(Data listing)
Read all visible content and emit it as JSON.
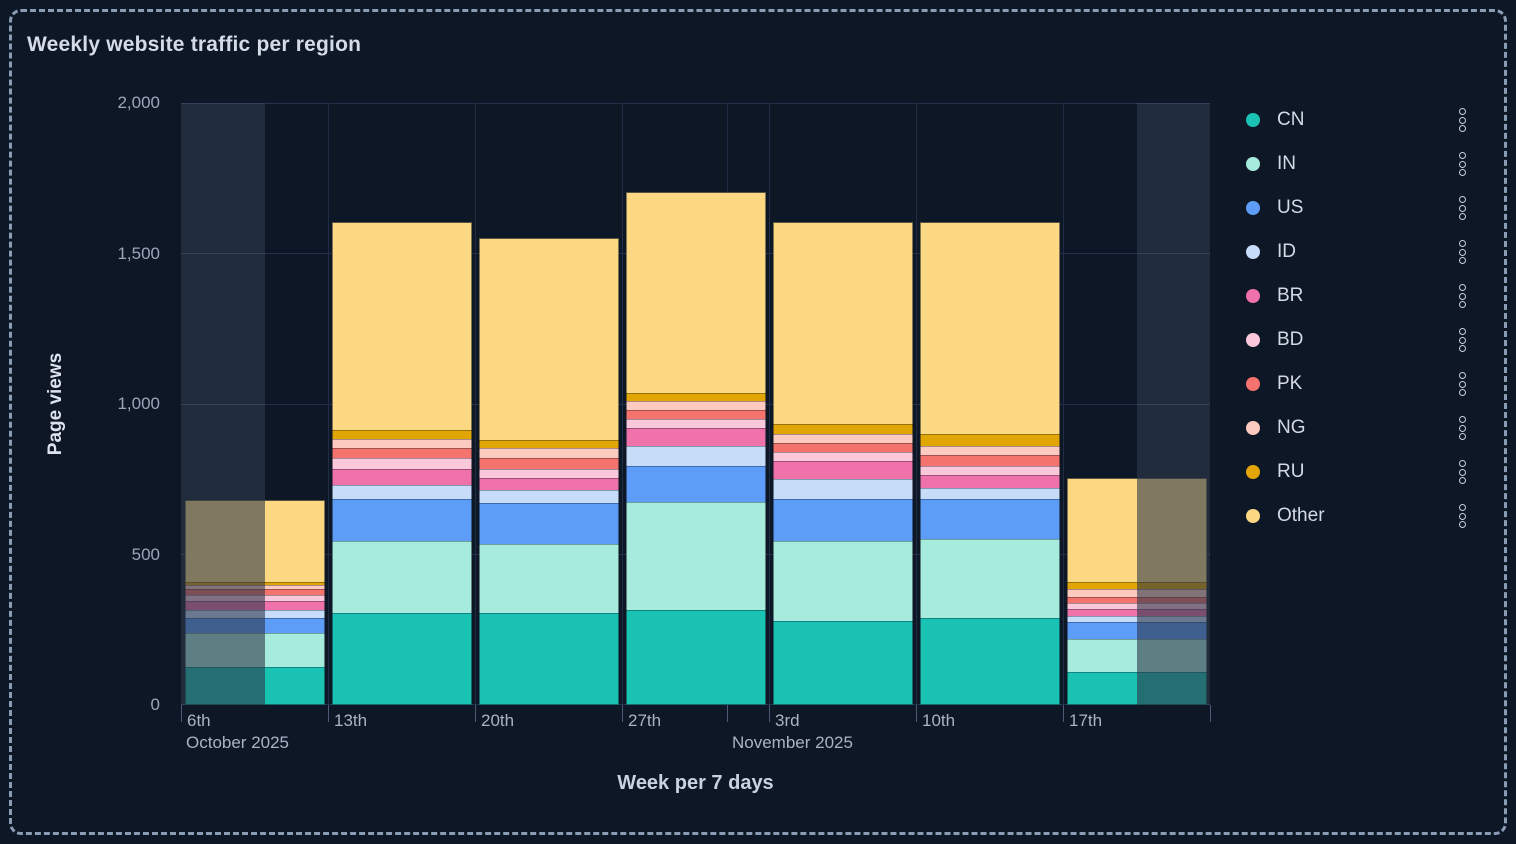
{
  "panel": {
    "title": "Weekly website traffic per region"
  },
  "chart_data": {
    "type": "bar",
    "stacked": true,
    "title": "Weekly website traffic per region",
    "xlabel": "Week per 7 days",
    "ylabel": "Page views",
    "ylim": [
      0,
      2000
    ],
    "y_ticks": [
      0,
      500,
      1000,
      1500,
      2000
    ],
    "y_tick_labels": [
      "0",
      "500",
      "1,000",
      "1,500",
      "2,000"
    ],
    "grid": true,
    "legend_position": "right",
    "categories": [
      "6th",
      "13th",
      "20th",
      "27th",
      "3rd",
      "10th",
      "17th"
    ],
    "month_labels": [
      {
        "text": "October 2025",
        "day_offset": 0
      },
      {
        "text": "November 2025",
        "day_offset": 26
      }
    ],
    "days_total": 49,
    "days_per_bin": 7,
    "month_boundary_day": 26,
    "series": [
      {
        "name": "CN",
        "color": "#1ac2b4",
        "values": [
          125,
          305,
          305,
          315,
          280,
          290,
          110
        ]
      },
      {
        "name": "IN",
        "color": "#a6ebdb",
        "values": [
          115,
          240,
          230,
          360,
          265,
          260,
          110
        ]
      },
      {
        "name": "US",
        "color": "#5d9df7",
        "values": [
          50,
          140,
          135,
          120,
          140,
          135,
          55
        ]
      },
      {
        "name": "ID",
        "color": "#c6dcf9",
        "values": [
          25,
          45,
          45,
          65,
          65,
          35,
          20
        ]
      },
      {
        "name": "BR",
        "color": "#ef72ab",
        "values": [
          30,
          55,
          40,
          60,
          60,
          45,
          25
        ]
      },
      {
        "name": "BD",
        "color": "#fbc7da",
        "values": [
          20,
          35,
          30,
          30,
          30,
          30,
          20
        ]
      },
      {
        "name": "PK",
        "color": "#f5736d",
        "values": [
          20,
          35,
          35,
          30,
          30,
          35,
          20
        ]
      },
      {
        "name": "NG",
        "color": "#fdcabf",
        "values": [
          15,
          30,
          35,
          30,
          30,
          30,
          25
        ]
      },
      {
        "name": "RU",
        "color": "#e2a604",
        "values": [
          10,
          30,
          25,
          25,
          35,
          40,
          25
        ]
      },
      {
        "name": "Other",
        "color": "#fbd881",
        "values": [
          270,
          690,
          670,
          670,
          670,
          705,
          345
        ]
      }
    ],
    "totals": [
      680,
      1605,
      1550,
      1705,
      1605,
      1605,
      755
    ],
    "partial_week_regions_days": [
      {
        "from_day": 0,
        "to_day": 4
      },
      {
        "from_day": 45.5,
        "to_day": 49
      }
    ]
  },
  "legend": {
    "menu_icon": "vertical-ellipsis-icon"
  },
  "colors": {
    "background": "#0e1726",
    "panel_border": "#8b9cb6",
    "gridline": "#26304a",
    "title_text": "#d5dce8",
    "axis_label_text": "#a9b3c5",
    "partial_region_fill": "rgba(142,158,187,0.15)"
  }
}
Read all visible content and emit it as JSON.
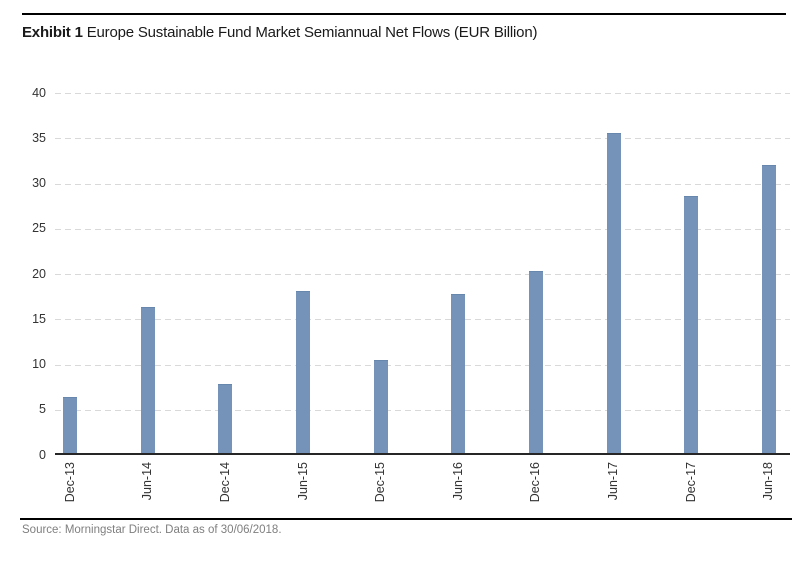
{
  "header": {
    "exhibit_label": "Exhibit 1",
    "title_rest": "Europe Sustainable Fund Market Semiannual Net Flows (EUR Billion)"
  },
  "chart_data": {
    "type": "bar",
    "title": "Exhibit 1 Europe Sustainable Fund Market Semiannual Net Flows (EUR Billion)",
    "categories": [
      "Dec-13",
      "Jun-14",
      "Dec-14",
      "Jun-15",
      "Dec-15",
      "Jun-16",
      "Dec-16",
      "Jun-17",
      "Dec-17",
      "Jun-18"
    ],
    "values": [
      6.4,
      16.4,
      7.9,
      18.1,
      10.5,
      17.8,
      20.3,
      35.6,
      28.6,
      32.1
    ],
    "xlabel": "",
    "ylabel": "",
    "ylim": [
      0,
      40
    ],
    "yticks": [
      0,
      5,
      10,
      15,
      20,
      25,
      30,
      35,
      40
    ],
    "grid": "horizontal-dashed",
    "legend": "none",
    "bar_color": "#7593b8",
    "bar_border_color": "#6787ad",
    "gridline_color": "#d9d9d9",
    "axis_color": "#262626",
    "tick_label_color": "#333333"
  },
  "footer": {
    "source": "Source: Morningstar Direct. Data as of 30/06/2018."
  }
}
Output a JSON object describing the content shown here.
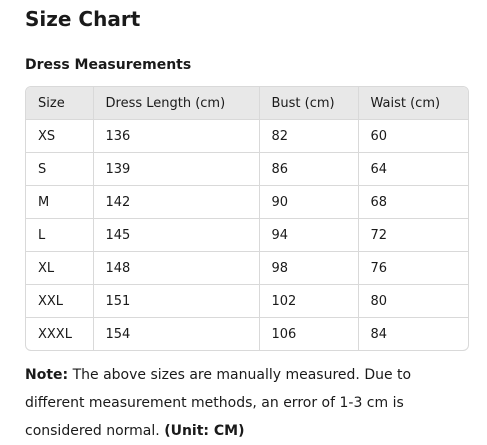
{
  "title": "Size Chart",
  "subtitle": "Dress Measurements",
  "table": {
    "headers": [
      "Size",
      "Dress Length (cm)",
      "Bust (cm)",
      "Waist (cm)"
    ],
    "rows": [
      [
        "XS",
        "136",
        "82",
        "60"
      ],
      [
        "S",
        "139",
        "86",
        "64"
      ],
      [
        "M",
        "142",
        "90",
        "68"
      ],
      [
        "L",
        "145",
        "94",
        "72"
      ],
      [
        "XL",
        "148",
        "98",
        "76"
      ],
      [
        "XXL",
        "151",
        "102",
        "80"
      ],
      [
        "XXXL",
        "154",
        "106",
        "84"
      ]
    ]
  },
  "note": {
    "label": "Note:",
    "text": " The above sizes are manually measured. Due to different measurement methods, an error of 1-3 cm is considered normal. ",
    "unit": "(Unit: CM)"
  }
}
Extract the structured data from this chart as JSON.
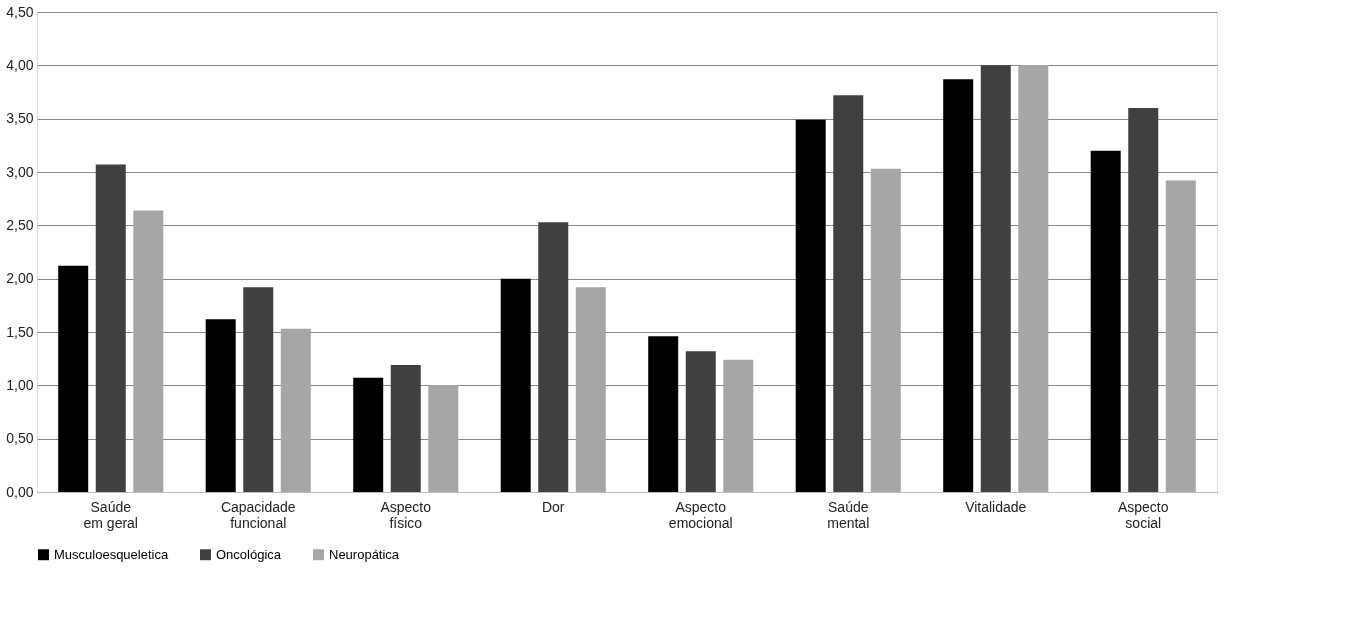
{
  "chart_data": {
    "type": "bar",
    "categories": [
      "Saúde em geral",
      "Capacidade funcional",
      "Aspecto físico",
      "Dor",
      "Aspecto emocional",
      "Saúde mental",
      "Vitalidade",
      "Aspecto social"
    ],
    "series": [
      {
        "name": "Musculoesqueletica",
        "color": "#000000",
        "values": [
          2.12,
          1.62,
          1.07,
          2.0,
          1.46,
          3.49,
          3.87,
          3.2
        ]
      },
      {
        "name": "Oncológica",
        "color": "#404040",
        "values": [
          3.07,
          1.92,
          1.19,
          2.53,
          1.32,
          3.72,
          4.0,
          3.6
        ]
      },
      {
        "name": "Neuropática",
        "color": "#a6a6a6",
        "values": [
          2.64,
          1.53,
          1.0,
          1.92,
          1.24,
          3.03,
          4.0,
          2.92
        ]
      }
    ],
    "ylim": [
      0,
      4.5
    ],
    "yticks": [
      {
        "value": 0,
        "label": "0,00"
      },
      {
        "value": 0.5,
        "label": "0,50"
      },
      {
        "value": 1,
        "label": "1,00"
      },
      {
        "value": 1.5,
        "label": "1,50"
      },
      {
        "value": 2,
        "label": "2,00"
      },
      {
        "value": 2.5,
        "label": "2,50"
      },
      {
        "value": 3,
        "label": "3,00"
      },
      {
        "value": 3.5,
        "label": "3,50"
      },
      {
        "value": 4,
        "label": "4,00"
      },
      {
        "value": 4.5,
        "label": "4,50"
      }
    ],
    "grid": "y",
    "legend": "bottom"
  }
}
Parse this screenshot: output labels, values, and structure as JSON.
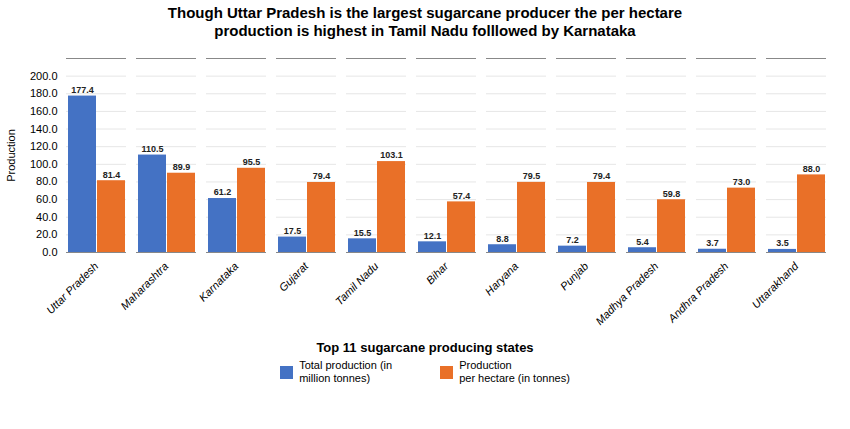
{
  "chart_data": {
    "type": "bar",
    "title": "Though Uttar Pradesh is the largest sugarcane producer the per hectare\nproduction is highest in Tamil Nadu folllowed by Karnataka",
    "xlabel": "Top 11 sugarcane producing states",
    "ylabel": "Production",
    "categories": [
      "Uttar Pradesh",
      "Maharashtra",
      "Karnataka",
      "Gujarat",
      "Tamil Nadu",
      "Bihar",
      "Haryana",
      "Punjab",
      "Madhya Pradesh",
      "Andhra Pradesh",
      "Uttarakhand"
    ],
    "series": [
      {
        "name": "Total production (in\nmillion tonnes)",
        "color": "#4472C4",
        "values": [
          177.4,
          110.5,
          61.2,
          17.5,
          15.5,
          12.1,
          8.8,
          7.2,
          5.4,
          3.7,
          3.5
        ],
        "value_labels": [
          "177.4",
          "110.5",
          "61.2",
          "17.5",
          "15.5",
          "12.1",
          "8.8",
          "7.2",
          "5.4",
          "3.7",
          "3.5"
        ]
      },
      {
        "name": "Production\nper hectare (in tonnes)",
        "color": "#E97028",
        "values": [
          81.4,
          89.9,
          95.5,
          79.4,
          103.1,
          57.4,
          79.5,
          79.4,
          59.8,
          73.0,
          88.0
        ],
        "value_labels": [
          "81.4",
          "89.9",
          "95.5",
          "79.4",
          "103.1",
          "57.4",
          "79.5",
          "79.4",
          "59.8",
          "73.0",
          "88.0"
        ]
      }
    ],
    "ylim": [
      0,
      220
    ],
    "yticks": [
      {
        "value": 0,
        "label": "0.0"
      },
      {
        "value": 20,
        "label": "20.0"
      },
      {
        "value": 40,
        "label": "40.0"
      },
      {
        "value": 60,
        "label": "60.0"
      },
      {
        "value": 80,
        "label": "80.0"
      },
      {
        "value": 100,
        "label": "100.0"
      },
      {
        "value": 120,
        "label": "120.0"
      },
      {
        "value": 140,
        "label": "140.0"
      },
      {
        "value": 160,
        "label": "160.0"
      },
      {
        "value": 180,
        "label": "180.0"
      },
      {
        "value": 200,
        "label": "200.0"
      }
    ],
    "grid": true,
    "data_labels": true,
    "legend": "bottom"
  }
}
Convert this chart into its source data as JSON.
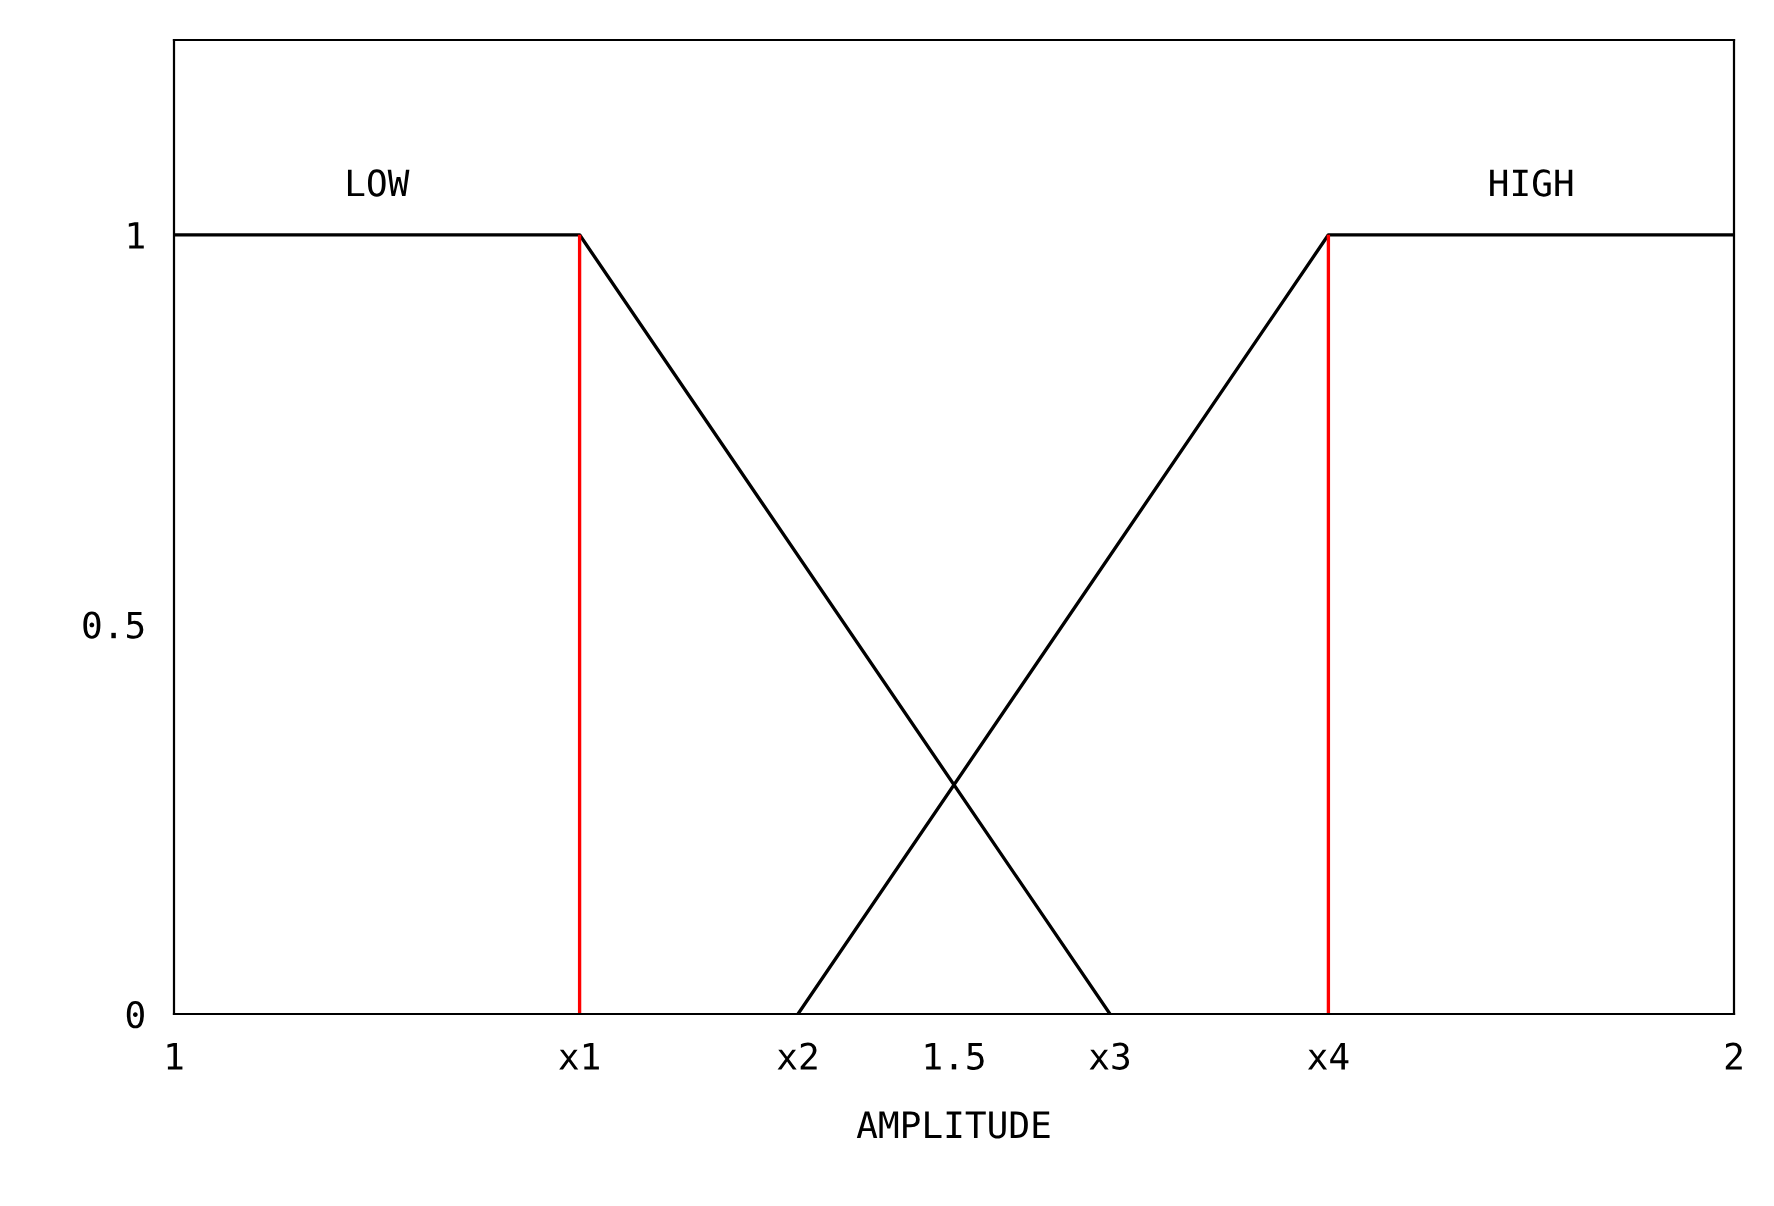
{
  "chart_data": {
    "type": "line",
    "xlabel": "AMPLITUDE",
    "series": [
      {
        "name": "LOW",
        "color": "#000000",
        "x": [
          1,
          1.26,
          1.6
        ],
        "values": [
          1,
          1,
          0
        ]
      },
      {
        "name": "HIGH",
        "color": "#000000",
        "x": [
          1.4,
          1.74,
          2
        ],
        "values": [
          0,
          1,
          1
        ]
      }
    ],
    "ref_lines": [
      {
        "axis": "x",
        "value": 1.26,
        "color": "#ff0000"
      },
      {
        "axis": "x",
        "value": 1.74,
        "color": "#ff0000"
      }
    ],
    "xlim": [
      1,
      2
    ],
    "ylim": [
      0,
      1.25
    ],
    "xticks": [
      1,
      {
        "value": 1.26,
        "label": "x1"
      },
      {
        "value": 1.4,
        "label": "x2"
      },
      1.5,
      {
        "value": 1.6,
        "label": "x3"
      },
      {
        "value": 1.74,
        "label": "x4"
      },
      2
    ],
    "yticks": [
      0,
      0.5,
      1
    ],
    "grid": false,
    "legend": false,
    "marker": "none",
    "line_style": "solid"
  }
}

TASK DESCRIPTION - Above are the records; copy every line in them that holds the word "this".

TASK RESPONSE -
Extract the structured data from this chart as JSON.
Parse this screenshot: output labels, values, and structure as JSON.
Convert this chart into its source data as JSON.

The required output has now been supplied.